[Exercise goal]:
Only the pictures are to be left out; set down the rest of the records exactly.

[Input rows]:
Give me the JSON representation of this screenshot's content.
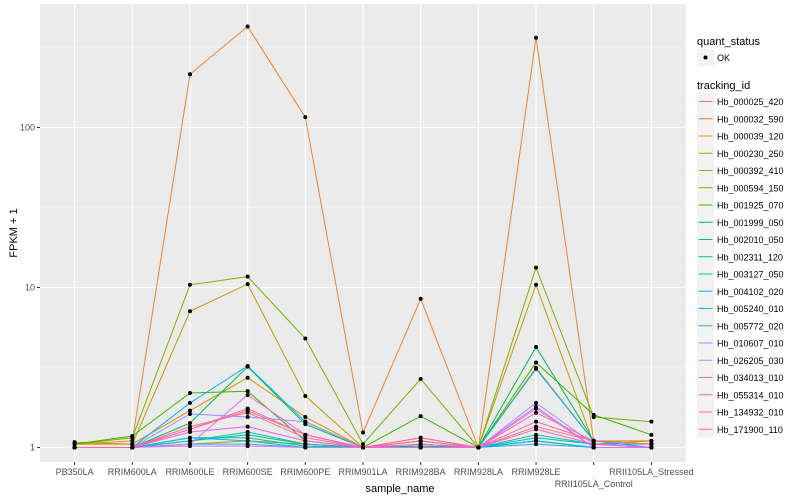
{
  "chart_data": {
    "type": "line",
    "xlabel": "sample_name",
    "ylabel": "FPKM + 1",
    "y_scale": "log10",
    "ylim": [
      0.8,
      580
    ],
    "y_ticks": [
      1,
      10,
      100
    ],
    "y_tick_labels": [
      "1",
      "10",
      "100"
    ],
    "grid": true,
    "legend_position": "right",
    "categories": [
      "PB350LA",
      "RRIM600LA",
      "RRIM600LE",
      "RRIM600SE",
      "RRIM600PE",
      "RRIM901LA",
      "RRIM928BA",
      "RRIM928LA",
      "RRIM928LE",
      "RRII105LA_Control",
      "RRII105LA_Stressed"
    ],
    "shape_legend": {
      "title": "quant_status",
      "entries": [
        "OK"
      ]
    },
    "color_legend_title": "tracking_id",
    "series": [
      {
        "name": "Hb_000025_420",
        "color": "#F8766D",
        "values": [
          1.0,
          1.0,
          1.3,
          1.7,
          1.2,
          1.0,
          1.1,
          1.0,
          1.35,
          1.1,
          1.05
        ]
      },
      {
        "name": "Hb_000032_590",
        "color": "#EA8331",
        "values": [
          1.05,
          1.1,
          215,
          428,
          116,
          1.24,
          8.5,
          1.0,
          364,
          1.1,
          1.05
        ]
      },
      {
        "name": "Hb_000039_120",
        "color": "#D89000",
        "values": [
          1.05,
          1.05,
          1.7,
          2.73,
          1.55,
          1.0,
          1.15,
          1.0,
          3.15,
          1.1,
          1.1
        ]
      },
      {
        "name": "Hb_000230_250",
        "color": "#C09B00",
        "values": [
          1.08,
          1.05,
          7.1,
          10.5,
          2.1,
          1.0,
          1.1,
          1.0,
          10.4,
          1.05,
          1.1
        ]
      },
      {
        "name": "Hb_000392_410",
        "color": "#A3A500",
        "values": [
          1.0,
          1.0,
          1.05,
          1.1,
          1.05,
          1.0,
          1.02,
          1.0,
          1.1,
          1.0,
          1.0
        ]
      },
      {
        "name": "Hb_000594_150",
        "color": "#7CAE00",
        "values": [
          1.05,
          1.15,
          10.4,
          11.7,
          4.8,
          1.05,
          2.68,
          1.0,
          13.3,
          1.55,
          1.45
        ]
      },
      {
        "name": "Hb_001925_070",
        "color": "#39B600",
        "values": [
          1.05,
          1.18,
          2.19,
          2.25,
          1.1,
          1.0,
          1.57,
          1.0,
          3.4,
          1.6,
          1.2
        ]
      },
      {
        "name": "Hb_001999_050",
        "color": "#00BB4E",
        "values": [
          1.0,
          1.0,
          1.42,
          3.2,
          1.4,
          1.0,
          1.05,
          1.0,
          4.25,
          1.1,
          1.05
        ]
      },
      {
        "name": "Hb_002010_050",
        "color": "#00BF7D",
        "values": [
          1.0,
          1.0,
          1.1,
          1.2,
          1.05,
          1.0,
          1.02,
          1.0,
          1.1,
          1.0,
          1.0
        ]
      },
      {
        "name": "Hb_002311_120",
        "color": "#00C1A3",
        "values": [
          1.0,
          1.0,
          1.15,
          1.15,
          1.02,
          1.0,
          1.0,
          1.0,
          1.15,
          1.05,
          1.05
        ]
      },
      {
        "name": "Hb_003127_050",
        "color": "#00BFC4",
        "values": [
          1.0,
          1.0,
          1.1,
          1.25,
          1.05,
          1.0,
          1.0,
          1.0,
          1.2,
          1.05,
          1.0
        ]
      },
      {
        "name": "Hb_004102_020",
        "color": "#00BAE0",
        "values": [
          1.0,
          1.0,
          1.15,
          1.1,
          1.0,
          1.0,
          1.0,
          1.0,
          1.1,
          1.0,
          1.0
        ]
      },
      {
        "name": "Hb_005240_010",
        "color": "#00B0F6",
        "values": [
          1.0,
          1.0,
          1.9,
          3.23,
          1.45,
          1.0,
          1.0,
          1.0,
          3.1,
          1.1,
          1.0
        ]
      },
      {
        "name": "Hb_005772_020",
        "color": "#35A2FF",
        "values": [
          1.0,
          1.0,
          1.05,
          1.05,
          1.0,
          1.0,
          1.0,
          1.0,
          1.05,
          1.0,
          1.0
        ]
      },
      {
        "name": "Hb_010607_010",
        "color": "#9590FF",
        "values": [
          1.0,
          1.0,
          1.62,
          1.55,
          1.45,
          1.0,
          1.0,
          1.0,
          1.9,
          1.05,
          1.0
        ]
      },
      {
        "name": "Hb_026205_030",
        "color": "#C77CFF",
        "values": [
          1.0,
          1.0,
          1.02,
          1.02,
          1.0,
          1.0,
          1.0,
          1.0,
          1.75,
          1.0,
          1.0
        ]
      },
      {
        "name": "Hb_034013_010",
        "color": "#E76BF3",
        "values": [
          1.0,
          1.0,
          1.05,
          2.13,
          1.2,
          1.0,
          1.0,
          1.0,
          1.8,
          1.0,
          1.0
        ]
      },
      {
        "name": "Hb_055314_010",
        "color": "#FA62DB",
        "values": [
          1.0,
          1.0,
          1.25,
          1.35,
          1.1,
          1.0,
          1.05,
          1.0,
          1.3,
          1.05,
          1.0
        ]
      },
      {
        "name": "Hb_134932_010",
        "color": "#FF62BC",
        "values": [
          1.0,
          1.0,
          1.3,
          1.75,
          1.2,
          1.0,
          1.15,
          1.0,
          1.45,
          1.1,
          1.05
        ]
      },
      {
        "name": "Hb_171900_110",
        "color": "#FF6C91",
        "values": [
          1.0,
          1.0,
          1.35,
          1.65,
          1.15,
          1.0,
          1.1,
          1.0,
          1.65,
          1.1,
          1.05
        ]
      }
    ]
  }
}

[Result]:
Give me the JSON representation of this screenshot's content.
{
  "chart_data": {
    "type": "line",
    "xlabel": "sample_name",
    "ylabel": "FPKM + 1",
    "y_scale": "log10",
    "ylim": [
      0.8,
      580
    ],
    "y_ticks": [
      1,
      10,
      100
    ],
    "y_tick_labels": [
      "1",
      "10",
      "100"
    ],
    "grid": true,
    "legend_position": "right",
    "categories": [
      "PB350LA",
      "RRIM600LA",
      "RRIM600LE",
      "RRIM600SE",
      "RRIM600PE",
      "RRIM901LA",
      "RRIM928BA",
      "RRIM928LA",
      "RRIM928LE",
      "RRII105LA_Control",
      "RRII105LA_Stressed"
    ],
    "shape_legend": {
      "title": "quant_status",
      "entries": [
        "OK"
      ]
    },
    "color_legend_title": "tracking_id",
    "series": [
      {
        "name": "Hb_000025_420",
        "color": "#F8766D",
        "values": [
          1.0,
          1.0,
          1.3,
          1.7,
          1.2,
          1.0,
          1.1,
          1.0,
          1.35,
          1.1,
          1.05
        ]
      },
      {
        "name": "Hb_000032_590",
        "color": "#EA8331",
        "values": [
          1.05,
          1.1,
          215,
          428,
          116,
          1.24,
          8.5,
          1.0,
          364,
          1.1,
          1.05
        ]
      },
      {
        "name": "Hb_000039_120",
        "color": "#D89000",
        "values": [
          1.05,
          1.05,
          1.7,
          2.73,
          1.55,
          1.0,
          1.15,
          1.0,
          3.15,
          1.1,
          1.1
        ]
      },
      {
        "name": "Hb_000230_250",
        "color": "#C09B00",
        "values": [
          1.08,
          1.05,
          7.1,
          10.5,
          2.1,
          1.0,
          1.1,
          1.0,
          10.4,
          1.05,
          1.1
        ]
      },
      {
        "name": "Hb_000392_410",
        "color": "#A3A500",
        "values": [
          1.0,
          1.0,
          1.05,
          1.1,
          1.05,
          1.0,
          1.02,
          1.0,
          1.1,
          1.0,
          1.0
        ]
      },
      {
        "name": "Hb_000594_150",
        "color": "#7CAE00",
        "values": [
          1.05,
          1.15,
          10.4,
          11.7,
          4.8,
          1.05,
          2.68,
          1.0,
          13.3,
          1.55,
          1.45
        ]
      },
      {
        "name": "Hb_001925_070",
        "color": "#39B600",
        "values": [
          1.05,
          1.18,
          2.19,
          2.25,
          1.1,
          1.0,
          1.57,
          1.0,
          3.4,
          1.6,
          1.2
        ]
      },
      {
        "name": "Hb_001999_050",
        "color": "#00BB4E",
        "values": [
          1.0,
          1.0,
          1.42,
          3.2,
          1.4,
          1.0,
          1.05,
          1.0,
          4.25,
          1.1,
          1.05
        ]
      },
      {
        "name": "Hb_002010_050",
        "color": "#00BF7D",
        "values": [
          1.0,
          1.0,
          1.1,
          1.2,
          1.05,
          1.0,
          1.02,
          1.0,
          1.1,
          1.0,
          1.0
        ]
      },
      {
        "name": "Hb_002311_120",
        "color": "#00C1A3",
        "values": [
          1.0,
          1.0,
          1.15,
          1.15,
          1.02,
          1.0,
          1.0,
          1.0,
          1.15,
          1.05,
          1.05
        ]
      },
      {
        "name": "Hb_003127_050",
        "color": "#00BFC4",
        "values": [
          1.0,
          1.0,
          1.1,
          1.25,
          1.05,
          1.0,
          1.0,
          1.0,
          1.2,
          1.05,
          1.0
        ]
      },
      {
        "name": "Hb_004102_020",
        "color": "#00BAE0",
        "values": [
          1.0,
          1.0,
          1.15,
          1.1,
          1.0,
          1.0,
          1.0,
          1.0,
          1.1,
          1.0,
          1.0
        ]
      },
      {
        "name": "Hb_005240_010",
        "color": "#00B0F6",
        "values": [
          1.0,
          1.0,
          1.9,
          3.23,
          1.45,
          1.0,
          1.0,
          1.0,
          3.1,
          1.1,
          1.0
        ]
      },
      {
        "name": "Hb_005772_020",
        "color": "#35A2FF",
        "values": [
          1.0,
          1.0,
          1.05,
          1.05,
          1.0,
          1.0,
          1.0,
          1.0,
          1.05,
          1.0,
          1.0
        ]
      },
      {
        "name": "Hb_010607_010",
        "color": "#9590FF",
        "values": [
          1.0,
          1.0,
          1.62,
          1.55,
          1.45,
          1.0,
          1.0,
          1.0,
          1.9,
          1.05,
          1.0
        ]
      },
      {
        "name": "Hb_026205_030",
        "color": "#C77CFF",
        "values": [
          1.0,
          1.0,
          1.02,
          1.02,
          1.0,
          1.0,
          1.0,
          1.0,
          1.75,
          1.0,
          1.0
        ]
      },
      {
        "name": "Hb_034013_010",
        "color": "#E76BF3",
        "values": [
          1.0,
          1.0,
          1.05,
          2.13,
          1.2,
          1.0,
          1.0,
          1.0,
          1.8,
          1.0,
          1.0
        ]
      },
      {
        "name": "Hb_055314_010",
        "color": "#FA62DB",
        "values": [
          1.0,
          1.0,
          1.25,
          1.35,
          1.1,
          1.0,
          1.05,
          1.0,
          1.3,
          1.05,
          1.0
        ]
      },
      {
        "name": "Hb_134932_010",
        "color": "#FF62BC",
        "values": [
          1.0,
          1.0,
          1.3,
          1.75,
          1.2,
          1.0,
          1.15,
          1.0,
          1.45,
          1.1,
          1.05
        ]
      },
      {
        "name": "Hb_171900_110",
        "color": "#FF6C91",
        "values": [
          1.0,
          1.0,
          1.35,
          1.65,
          1.15,
          1.0,
          1.1,
          1.0,
          1.65,
          1.1,
          1.05
        ]
      }
    ]
  }
}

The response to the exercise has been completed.